───── AVAILABLE RECORDS ─────
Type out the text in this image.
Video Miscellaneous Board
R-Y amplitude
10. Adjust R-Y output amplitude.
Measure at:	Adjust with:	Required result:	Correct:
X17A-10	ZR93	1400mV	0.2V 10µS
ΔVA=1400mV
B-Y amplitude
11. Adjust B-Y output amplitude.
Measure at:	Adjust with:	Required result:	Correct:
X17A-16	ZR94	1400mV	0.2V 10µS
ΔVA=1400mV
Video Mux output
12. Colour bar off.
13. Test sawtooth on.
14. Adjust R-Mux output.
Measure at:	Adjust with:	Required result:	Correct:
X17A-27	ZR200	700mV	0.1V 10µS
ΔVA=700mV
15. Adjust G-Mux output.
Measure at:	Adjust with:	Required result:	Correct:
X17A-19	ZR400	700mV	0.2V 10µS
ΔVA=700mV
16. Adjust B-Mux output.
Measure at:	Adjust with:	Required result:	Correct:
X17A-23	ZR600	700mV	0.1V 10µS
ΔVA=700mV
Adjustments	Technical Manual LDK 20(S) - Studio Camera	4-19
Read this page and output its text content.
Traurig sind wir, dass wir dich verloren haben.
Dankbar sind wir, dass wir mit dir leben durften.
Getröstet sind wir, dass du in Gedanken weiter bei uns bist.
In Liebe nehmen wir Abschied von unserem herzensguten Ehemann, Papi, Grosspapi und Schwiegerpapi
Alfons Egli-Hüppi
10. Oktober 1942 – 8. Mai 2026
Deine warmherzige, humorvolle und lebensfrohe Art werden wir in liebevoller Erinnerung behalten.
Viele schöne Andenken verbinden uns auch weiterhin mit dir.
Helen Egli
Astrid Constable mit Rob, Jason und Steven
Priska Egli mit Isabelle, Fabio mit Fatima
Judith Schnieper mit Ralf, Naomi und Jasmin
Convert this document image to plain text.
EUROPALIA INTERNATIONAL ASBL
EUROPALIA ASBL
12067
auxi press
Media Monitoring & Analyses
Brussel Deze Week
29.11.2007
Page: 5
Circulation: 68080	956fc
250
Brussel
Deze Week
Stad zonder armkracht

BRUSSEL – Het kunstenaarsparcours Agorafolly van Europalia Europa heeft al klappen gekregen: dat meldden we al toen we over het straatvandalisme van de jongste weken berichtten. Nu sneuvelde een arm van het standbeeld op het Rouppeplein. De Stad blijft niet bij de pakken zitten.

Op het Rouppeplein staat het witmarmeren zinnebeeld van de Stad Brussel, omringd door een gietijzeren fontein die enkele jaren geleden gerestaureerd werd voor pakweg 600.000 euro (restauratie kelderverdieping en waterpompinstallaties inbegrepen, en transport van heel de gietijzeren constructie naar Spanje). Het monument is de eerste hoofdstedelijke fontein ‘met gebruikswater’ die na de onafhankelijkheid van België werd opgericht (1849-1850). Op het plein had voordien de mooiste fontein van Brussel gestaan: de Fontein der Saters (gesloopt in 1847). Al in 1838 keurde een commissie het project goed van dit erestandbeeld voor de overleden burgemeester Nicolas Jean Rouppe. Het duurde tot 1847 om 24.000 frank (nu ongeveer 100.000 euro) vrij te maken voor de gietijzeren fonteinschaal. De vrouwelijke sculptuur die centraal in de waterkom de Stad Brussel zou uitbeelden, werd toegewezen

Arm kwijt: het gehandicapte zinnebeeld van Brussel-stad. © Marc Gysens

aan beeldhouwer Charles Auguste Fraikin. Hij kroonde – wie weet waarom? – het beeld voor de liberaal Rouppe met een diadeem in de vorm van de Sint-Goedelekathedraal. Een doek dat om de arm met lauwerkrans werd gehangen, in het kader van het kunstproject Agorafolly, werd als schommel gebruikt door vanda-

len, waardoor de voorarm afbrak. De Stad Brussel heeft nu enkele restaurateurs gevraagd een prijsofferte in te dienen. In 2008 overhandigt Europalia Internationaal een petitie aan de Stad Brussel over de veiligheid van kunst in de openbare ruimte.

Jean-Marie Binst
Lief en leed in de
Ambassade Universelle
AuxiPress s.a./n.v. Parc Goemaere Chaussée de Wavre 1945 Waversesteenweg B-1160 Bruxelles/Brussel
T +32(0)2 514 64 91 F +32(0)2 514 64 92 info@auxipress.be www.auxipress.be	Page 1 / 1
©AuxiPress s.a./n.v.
─────
### WRITTEN TASK
Choose all lines containing the string "Video" and copy them out.

### RESULT BELOW
Video Miscellaneous Board
Video Mux output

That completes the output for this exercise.